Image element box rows
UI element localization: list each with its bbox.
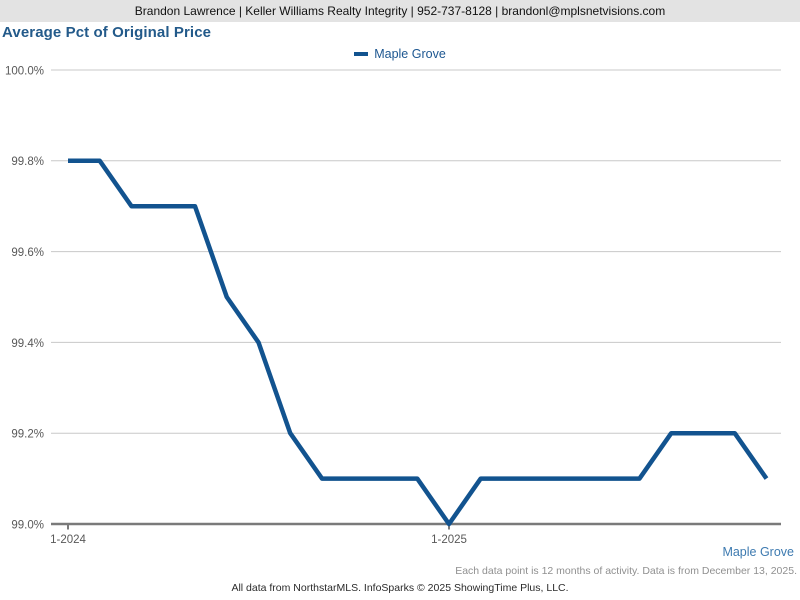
y-tick-label: 100.0% (5, 65, 44, 77)
footer-series-label: Maple Grove (722, 545, 794, 559)
y-tick-label: 99.8% (11, 156, 44, 168)
legend-label: Maple Grove (374, 47, 446, 61)
x-tick-label: 1-2025 (431, 534, 467, 546)
x-tick-label: 1-2024 (50, 534, 86, 546)
legend-line-swatch (354, 52, 369, 56)
header-contact-text: Brandon Lawrence | Keller Williams Realt… (134, 4, 666, 18)
footer-attribution: All data from NorthstarMLS. InfoSparks ©… (231, 582, 569, 594)
y-tick-label: 99.4% (11, 338, 44, 350)
y-tick-label: 99.2% (11, 429, 44, 441)
page-title: Average Pct of Original Price (2, 24, 212, 41)
series-line-maple-grove (68, 158, 769, 527)
header-bar: Brandon Lawrence | Keller Williams Realt… (0, 0, 800, 22)
y-tick-label: 99.0% (11, 519, 44, 531)
footer-note: Each data point is 12 months of activity… (455, 565, 797, 577)
chart-legend: Maple Grove (0, 46, 800, 62)
y-tick-label: 99.6% (11, 247, 44, 259)
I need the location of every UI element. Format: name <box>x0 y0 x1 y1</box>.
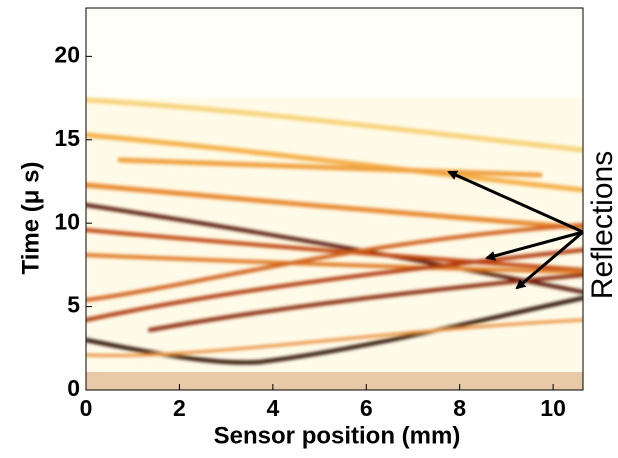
x-tick-label: 0 <box>80 395 93 421</box>
y-tick-label: 10 <box>54 208 80 234</box>
y-tick-label: 15 <box>54 125 80 151</box>
y-tick-label: 5 <box>67 292 80 318</box>
x-tick-label: 6 <box>360 395 373 421</box>
reflection-arrows <box>447 170 584 290</box>
x-axis-label: Sensor position (mm) <box>214 422 461 449</box>
heatmap-image <box>86 8 583 390</box>
y-tick-label: 20 <box>54 41 80 67</box>
y-tick-label: 0 <box>67 375 80 401</box>
x-tick-label: 10 <box>540 395 566 421</box>
x-tick-label: 2 <box>173 395 186 421</box>
y-axis-label: Time (μ s) <box>17 162 44 275</box>
plot-frame <box>85 7 584 391</box>
x-tick-label: 8 <box>453 395 466 421</box>
annotation: Reflections <box>586 151 618 299</box>
x-tick-label: 4 <box>266 395 279 421</box>
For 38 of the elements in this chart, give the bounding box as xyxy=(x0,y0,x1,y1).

WHAT IS REQUIRED –
Rewrite every row above, changing each "y-tick-label" to "y-axis-tick" and keeping everything else the same. Omit the pictures from your answer.

THE RESULT –
UI element localization: list each with its bbox.
y-axis-tick: 100.0% (5, 65, 44, 77)
footer-series-label: Maple Grove (722, 545, 794, 559)
y-axis-tick: 99.8% (11, 156, 44, 168)
legend-label: Maple Grove (374, 47, 446, 61)
x-tick-label: 1-2025 (431, 534, 467, 546)
x-tick-label: 1-2024 (50, 534, 86, 546)
legend-line-swatch (354, 52, 369, 56)
header-contact-text: Brandon Lawrence | Keller Williams Realt… (134, 4, 666, 18)
footer-attribution: All data from NorthstarMLS. InfoSparks ©… (231, 582, 569, 594)
y-axis-tick: 99.4% (11, 338, 44, 350)
y-axis-tick: 99.2% (11, 429, 44, 441)
page-title: Average Pct of Original Price (2, 24, 212, 41)
series-line-maple-grove (68, 158, 769, 527)
header-bar: Brandon Lawrence | Keller Williams Realt… (0, 0, 800, 22)
y-axis-tick: 99.0% (11, 519, 44, 531)
footer-note: Each data point is 12 months of activity… (455, 565, 797, 577)
chart-legend: Maple Grove (0, 46, 800, 62)
y-axis-tick: 99.6% (11, 247, 44, 259)
I need the location of every UI element. Format: name <box>x0 y0 x1 y1</box>.
x-tick-label: 0 <box>80 395 93 421</box>
y-axis-tick: 10 <box>54 208 80 234</box>
y-axis-tick: 15 <box>54 125 80 151</box>
y-axis-tick: 5 <box>67 292 80 318</box>
x-tick-label: 6 <box>360 395 373 421</box>
reflection-arrows <box>447 170 584 290</box>
x-axis-label: Sensor position (mm) <box>214 422 461 449</box>
heatmap-image <box>86 8 583 390</box>
y-axis-tick: 20 <box>54 41 80 67</box>
y-axis-tick: 0 <box>67 375 80 401</box>
x-tick-label: 10 <box>540 395 566 421</box>
x-tick-label: 2 <box>173 395 186 421</box>
y-axis-label: Time (μ s) <box>17 162 44 275</box>
plot-frame <box>85 7 584 391</box>
x-tick-label: 8 <box>453 395 466 421</box>
annotation: Reflections <box>586 151 618 299</box>
x-tick-label: 4 <box>266 395 279 421</box>
For 38 of the elements in this chart, give the bounding box as xyxy=(x0,y0,x1,y1).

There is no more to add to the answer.